EXERCISE AIM | Retype each entry below exactly as it stands.
· · · · · · ·
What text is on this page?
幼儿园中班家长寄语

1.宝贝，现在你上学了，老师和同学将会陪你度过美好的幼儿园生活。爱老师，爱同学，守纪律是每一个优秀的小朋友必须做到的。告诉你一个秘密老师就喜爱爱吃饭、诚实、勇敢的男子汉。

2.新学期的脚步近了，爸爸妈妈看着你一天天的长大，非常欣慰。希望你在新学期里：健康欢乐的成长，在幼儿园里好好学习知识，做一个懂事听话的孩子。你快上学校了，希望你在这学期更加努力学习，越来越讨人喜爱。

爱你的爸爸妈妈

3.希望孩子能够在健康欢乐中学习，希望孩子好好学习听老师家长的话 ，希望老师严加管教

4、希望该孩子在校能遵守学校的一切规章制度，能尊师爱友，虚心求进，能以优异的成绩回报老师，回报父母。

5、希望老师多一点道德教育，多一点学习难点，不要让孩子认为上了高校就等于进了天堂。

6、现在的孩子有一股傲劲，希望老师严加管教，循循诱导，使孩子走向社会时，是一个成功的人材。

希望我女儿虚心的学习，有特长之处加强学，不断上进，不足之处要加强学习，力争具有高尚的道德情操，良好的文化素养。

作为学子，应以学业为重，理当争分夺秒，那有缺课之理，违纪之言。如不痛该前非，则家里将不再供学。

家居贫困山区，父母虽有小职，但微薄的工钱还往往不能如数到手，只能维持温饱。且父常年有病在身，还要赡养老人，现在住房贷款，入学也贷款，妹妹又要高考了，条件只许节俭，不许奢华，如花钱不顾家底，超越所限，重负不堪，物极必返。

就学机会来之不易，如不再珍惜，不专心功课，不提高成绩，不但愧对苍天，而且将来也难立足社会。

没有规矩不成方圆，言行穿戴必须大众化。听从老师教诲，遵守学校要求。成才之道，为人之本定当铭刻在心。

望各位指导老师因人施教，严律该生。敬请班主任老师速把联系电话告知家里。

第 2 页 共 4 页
· · · · · · ·
WRITTEN SOLUTION |
What text is on this page?
幼儿园中班家长寄语

1.宝贝，现在你上学了，老师和同学将会陪你度过美好的幼儿园生活。爱老师，爱同学，守纪律是每一个优秀的小朋友必须做到的。告诉你一个秘密老师就喜爱爱吃饭、诚实、勇敢的男子汉。

2.新学期的脚步近了，爸爸妈妈看着你一天天的长大，非常欣慰。希望你在新学期里：健康欢乐的成长，在幼儿园里好好学习知识，做一个懂事听话的孩子。你快上学校了，希望你在这学期更加努力学习，越来越讨人喜爱。

爱你的爸爸妈妈

3.希望孩子能够在健康欢乐中学习，希望孩子好好学习听老师家长的话 ，希望老师严加管教

4、希望该孩子在校能遵守学校的一切规章制度，能尊师爱友，虚心求进，能以优异的成绩回报老师，回报父母。

5、希望老师多一点道德教育，多一点学习难点，不要让孩子认为上了高校就等于进了天堂。

6、现在的孩子有一股傲劲，希望老师严加管教，循循诱导，使孩子走向社会时，是一个成功的人材。

希望我女儿虚心的学习，有特长之处加强学，不断上进，不足之处要加强学习，力争具有高尚的道德情操，良好的文化素养。

作为学子，应以学业为重，理当争分夺秒，那有缺课之理，违纪之言。如不痛该前非，则家里将不再供学。

家居贫困山区，父母虽有小职，但微薄的工钱还往往不能如数到手，只能维持温饱。且父常年有病在身，还要赡养老人，现在住房贷款，入学也贷款，妹妹又要高考了，条件只许节俭，不许奢华，如花钱不顾家底，超越所限，重负不堪，物极必返。

就学机会来之不易，如不再珍惜，不专心功课，不提高成绩，不但愧对苍天，而且将来也难立足社会。

没有规矩不成方圆，言行穿戴必须大众化。听从老师教诲，遵守学校要求。成才之道，为人之本定当铭刻在心。

望各位指导老师因人施教，严律该生。敬请班主任老师速把联系电话告知家里。

第 2 页 共 4 页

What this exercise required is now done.